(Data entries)
start
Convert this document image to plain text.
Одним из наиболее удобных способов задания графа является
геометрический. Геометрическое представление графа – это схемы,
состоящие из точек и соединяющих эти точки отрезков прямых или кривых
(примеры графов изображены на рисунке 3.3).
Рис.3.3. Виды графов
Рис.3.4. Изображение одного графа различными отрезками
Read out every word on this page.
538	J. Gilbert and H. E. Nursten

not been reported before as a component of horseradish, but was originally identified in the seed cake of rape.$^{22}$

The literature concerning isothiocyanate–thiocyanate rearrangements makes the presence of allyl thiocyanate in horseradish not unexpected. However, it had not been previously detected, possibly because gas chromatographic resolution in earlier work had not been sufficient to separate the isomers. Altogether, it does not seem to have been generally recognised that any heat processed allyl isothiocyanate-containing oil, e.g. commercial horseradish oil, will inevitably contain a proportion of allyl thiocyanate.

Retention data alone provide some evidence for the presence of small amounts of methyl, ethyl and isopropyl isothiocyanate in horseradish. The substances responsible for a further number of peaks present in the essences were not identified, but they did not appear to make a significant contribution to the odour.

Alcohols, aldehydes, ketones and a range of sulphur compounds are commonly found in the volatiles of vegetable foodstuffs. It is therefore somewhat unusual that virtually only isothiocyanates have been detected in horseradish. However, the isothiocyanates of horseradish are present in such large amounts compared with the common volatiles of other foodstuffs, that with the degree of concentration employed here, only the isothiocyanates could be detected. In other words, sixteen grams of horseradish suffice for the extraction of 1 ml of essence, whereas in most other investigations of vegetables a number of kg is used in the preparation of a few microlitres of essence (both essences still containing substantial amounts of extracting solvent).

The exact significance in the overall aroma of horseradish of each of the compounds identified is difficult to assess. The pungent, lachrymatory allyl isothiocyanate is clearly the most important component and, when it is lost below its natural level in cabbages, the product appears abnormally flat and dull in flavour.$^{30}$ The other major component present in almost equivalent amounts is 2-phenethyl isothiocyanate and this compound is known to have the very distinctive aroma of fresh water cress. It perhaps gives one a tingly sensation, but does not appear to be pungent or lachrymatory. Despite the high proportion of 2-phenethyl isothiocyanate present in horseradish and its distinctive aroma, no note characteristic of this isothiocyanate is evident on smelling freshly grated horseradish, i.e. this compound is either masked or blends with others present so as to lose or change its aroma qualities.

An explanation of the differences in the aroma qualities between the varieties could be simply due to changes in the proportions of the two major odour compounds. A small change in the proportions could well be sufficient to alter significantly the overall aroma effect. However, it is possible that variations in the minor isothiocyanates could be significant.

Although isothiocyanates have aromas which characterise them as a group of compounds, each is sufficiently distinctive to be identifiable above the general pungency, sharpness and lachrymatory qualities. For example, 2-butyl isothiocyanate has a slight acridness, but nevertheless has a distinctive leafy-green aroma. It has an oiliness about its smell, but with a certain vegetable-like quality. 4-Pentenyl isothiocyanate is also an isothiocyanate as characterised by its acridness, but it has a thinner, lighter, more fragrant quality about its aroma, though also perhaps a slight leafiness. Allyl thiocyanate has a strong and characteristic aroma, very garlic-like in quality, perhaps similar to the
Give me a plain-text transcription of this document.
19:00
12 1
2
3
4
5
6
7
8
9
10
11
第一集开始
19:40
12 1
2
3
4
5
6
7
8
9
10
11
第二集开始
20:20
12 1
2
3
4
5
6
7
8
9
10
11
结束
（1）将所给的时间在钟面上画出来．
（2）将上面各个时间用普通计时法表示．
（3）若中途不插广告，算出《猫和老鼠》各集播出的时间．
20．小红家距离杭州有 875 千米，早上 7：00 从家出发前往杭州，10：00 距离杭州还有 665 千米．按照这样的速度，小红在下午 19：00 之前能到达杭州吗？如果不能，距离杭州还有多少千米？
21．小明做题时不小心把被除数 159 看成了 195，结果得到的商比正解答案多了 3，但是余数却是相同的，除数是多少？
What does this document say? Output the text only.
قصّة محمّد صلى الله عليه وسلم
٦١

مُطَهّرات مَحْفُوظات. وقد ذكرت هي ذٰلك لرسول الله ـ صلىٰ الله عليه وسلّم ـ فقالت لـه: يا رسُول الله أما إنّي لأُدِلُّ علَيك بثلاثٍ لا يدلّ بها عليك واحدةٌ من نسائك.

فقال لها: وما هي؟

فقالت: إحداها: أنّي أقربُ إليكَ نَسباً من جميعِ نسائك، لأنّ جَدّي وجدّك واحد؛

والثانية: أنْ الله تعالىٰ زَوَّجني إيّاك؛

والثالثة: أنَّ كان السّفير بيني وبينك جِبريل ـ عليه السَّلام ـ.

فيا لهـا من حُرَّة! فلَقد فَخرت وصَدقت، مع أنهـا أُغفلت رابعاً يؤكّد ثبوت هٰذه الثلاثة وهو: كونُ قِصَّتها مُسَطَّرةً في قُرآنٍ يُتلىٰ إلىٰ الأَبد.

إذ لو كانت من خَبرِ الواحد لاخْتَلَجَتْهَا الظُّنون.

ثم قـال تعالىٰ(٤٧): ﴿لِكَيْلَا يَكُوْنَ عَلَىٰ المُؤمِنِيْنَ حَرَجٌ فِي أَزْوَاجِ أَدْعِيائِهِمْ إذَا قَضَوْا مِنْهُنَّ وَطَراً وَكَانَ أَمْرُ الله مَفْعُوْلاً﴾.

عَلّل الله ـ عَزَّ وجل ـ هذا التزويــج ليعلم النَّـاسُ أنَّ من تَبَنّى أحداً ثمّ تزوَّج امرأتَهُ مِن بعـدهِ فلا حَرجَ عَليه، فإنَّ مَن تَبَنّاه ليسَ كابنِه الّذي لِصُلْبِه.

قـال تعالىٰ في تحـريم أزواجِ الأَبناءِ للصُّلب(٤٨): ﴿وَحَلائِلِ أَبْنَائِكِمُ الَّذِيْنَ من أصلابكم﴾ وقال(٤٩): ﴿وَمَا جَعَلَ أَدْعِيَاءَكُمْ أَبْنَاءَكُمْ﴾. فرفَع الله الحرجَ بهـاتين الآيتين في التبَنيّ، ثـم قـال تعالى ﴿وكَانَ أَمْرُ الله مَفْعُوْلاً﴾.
end
Aim of the exercise: Reproduce the listing above word for word.

Problem solution:
Convert this document image to plain text.
Одним из наиболее удобных способов задания графа является
геометрический. Геометрическое представление графа – это схемы,
состоящие из точек и соединяющих эти точки отрезков прямых или кривых
(примеры графов изображены на рисунке 3.3).
Рис.3.3. Виды графов
Рис.3.4. Изображение одного графа различными отрезками
Read out every word on this page.
538	J. Gilbert and H. E. Nursten

not been reported before as a component of horseradish, but was originally identified in the seed cake of rape.$^{22}$

The literature concerning isothiocyanate–thiocyanate rearrangements makes the presence of allyl thiocyanate in horseradish not unexpected. However, it had not been previously detected, possibly because gas chromatographic resolution in earlier work had not been sufficient to separate the isomers. Altogether, it does not seem to have been generally recognised that any heat processed allyl isothiocyanate-containing oil, e.g. commercial horseradish oil, will inevitably contain a proportion of allyl thiocyanate.

Retention data alone provide some evidence for the presence of small amounts of methyl, ethyl and isopropyl isothiocyanate in horseradish. The substances responsible for a further number of peaks present in the essences were not identified, but they did not appear to make a significant contribution to the odour.

Alcohols, aldehydes, ketones and a range of sulphur compounds are commonly found in the volatiles of vegetable foodstuffs. It is therefore somewhat unusual that virtually only isothiocyanates have been detected in horseradish. However, the isothiocyanates of horseradish are present in such large amounts compared with the common volatiles of other foodstuffs, that with the degree of concentration employed here, only the isothiocyanates could be detected. In other words, sixteen grams of horseradish suffice for the extraction of 1 ml of essence, whereas in most other investigations of vegetables a number of kg is used in the preparation of a few microlitres of essence (both essences still containing substantial amounts of extracting solvent).

The exact significance in the overall aroma of horseradish of each of the compounds identified is difficult to assess. The pungent, lachrymatory allyl isothiocyanate is clearly the most important component and, when it is lost below its natural level in cabbages, the product appears abnormally flat and dull in flavour.$^{30}$ The other major component present in almost equivalent amounts is 2-phenethyl isothiocyanate and this compound is known to have the very distinctive aroma of fresh water cress. It perhaps gives one a tingly sensation, but does not appear to be pungent or lachrymatory. Despite the high proportion of 2-phenethyl isothiocyanate present in horseradish and its distinctive aroma, no note characteristic of this isothiocyanate is evident on smelling freshly grated horseradish, i.e. this compound is either masked or blends with others present so as to lose or change its aroma qualities.

An explanation of the differences in the aroma qualities between the varieties could be simply due to changes in the proportions of the two major odour compounds. A small change in the proportions could well be sufficient to alter significantly the overall aroma effect. However, it is possible that variations in the minor isothiocyanates could be significant.

Although isothiocyanates have aromas which characterise them as a group of compounds, each is sufficiently distinctive to be identifiable above the general pungency, sharpness and lachrymatory qualities. For example, 2-butyl isothiocyanate has a slight acridness, but nevertheless has a distinctive leafy-green aroma. It has an oiliness about its smell, but with a certain vegetable-like quality. 4-Pentenyl isothiocyanate is also an isothiocyanate as characterised by its acridness, but it has a thinner, lighter, more fragrant quality about its aroma, though also perhaps a slight leafiness. Allyl thiocyanate has a strong and characteristic aroma, very garlic-like in quality, perhaps similar to the
Give me a plain-text transcription of this document.
19:00
12 1
2
3
4
5
6
7
8
9
10
11
第一集开始
19:40
12 1
2
3
4
5
6
7
8
9
10
11
第二集开始
20:20
12 1
2
3
4
5
6
7
8
9
10
11
结束
（1）将所给的时间在钟面上画出来．
（2）将上面各个时间用普通计时法表示．
（3）若中途不插广告，算出《猫和老鼠》各集播出的时间．
20．小红家距离杭州有 875 千米，早上 7：00 从家出发前往杭州，10：00 距离杭州还有 665 千米．按照这样的速度，小红在下午 19：00 之前能到达杭州吗？如果不能，距离杭州还有多少千米？
21．小明做题时不小心把被除数 159 看成了 195，结果得到的商比正解答案多了 3，但是余数却是相同的，除数是多少？
What does this document say? Output the text only.
قصّة محمّد صلى الله عليه وسلم
٦١

مُطَهّرات مَحْفُوظات. وقد ذكرت هي ذٰلك لرسول الله ـ صلىٰ الله عليه وسلّم ـ فقالت لـه: يا رسُول الله أما إنّي لأُدِلُّ علَيك بثلاثٍ لا يدلّ بها عليك واحدةٌ من نسائك.

فقال لها: وما هي؟

فقالت: إحداها: أنّي أقربُ إليكَ نَسباً من جميعِ نسائك، لأنّ جَدّي وجدّك واحد؛

والثانية: أنْ الله تعالىٰ زَوَّجني إيّاك؛

والثالثة: أنَّ كان السّفير بيني وبينك جِبريل ـ عليه السَّلام ـ.

فيا لهـا من حُرَّة! فلَقد فَخرت وصَدقت، مع أنهـا أُغفلت رابعاً يؤكّد ثبوت هٰذه الثلاثة وهو: كونُ قِصَّتها مُسَطَّرةً في قُرآنٍ يُتلىٰ إلىٰ الأَبد.

إذ لو كانت من خَبرِ الواحد لاخْتَلَجَتْهَا الظُّنون.

ثم قـال تعالىٰ(٤٧): ﴿لِكَيْلَا يَكُوْنَ عَلَىٰ المُؤمِنِيْنَ حَرَجٌ فِي أَزْوَاجِ أَدْعِيائِهِمْ إذَا قَضَوْا مِنْهُنَّ وَطَراً وَكَانَ أَمْرُ الله مَفْعُوْلاً﴾.

عَلّل الله ـ عَزَّ وجل ـ هذا التزويــج ليعلم النَّـاسُ أنَّ من تَبَنّى أحداً ثمّ تزوَّج امرأتَهُ مِن بعـدهِ فلا حَرجَ عَليه، فإنَّ مَن تَبَنّاه ليسَ كابنِه الّذي لِصُلْبِه.

قـال تعالىٰ في تحـريم أزواجِ الأَبناءِ للصُّلب(٤٨): ﴿وَحَلائِلِ أَبْنَائِكِمُ الَّذِيْنَ من أصلابكم﴾ وقال(٤٩): ﴿وَمَا جَعَلَ أَدْعِيَاءَكُمْ أَبْنَاءَكُمْ﴾. فرفَع الله الحرجَ بهـاتين الآيتين في التبَنيّ، ثـم قـال تعالى ﴿وكَانَ أَمْرُ الله مَفْعُوْلاً﴾.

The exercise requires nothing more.